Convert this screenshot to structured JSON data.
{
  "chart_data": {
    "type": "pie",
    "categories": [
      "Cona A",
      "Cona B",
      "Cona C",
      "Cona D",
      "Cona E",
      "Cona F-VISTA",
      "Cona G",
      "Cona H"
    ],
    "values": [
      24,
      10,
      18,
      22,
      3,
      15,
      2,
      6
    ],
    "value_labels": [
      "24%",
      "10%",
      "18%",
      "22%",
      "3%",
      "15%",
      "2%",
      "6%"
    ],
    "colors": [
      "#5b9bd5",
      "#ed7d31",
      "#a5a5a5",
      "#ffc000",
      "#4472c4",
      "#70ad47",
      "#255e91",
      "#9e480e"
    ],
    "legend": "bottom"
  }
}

--------------------

REQUIREMENT - Repeat the material above in full, keeping every word.

ANSWER TO THE EXERCISE -
Convert this screenshot to structured JSON data.
{
  "chart_data": {
    "type": "pie",
    "categories": [
      "Cona A",
      "Cona B",
      "Cona C",
      "Cona D",
      "Cona E",
      "Cona F-VISTA",
      "Cona G",
      "Cona H"
    ],
    "values": [
      24,
      10,
      18,
      22,
      3,
      15,
      2,
      6
    ],
    "value_labels": [
      "24%",
      "10%",
      "18%",
      "22%",
      "3%",
      "15%",
      "2%",
      "6%"
    ],
    "colors": [
      "#5b9bd5",
      "#ed7d31",
      "#a5a5a5",
      "#ffc000",
      "#4472c4",
      "#70ad47",
      "#255e91",
      "#9e480e"
    ],
    "legend": "bottom"
  }
}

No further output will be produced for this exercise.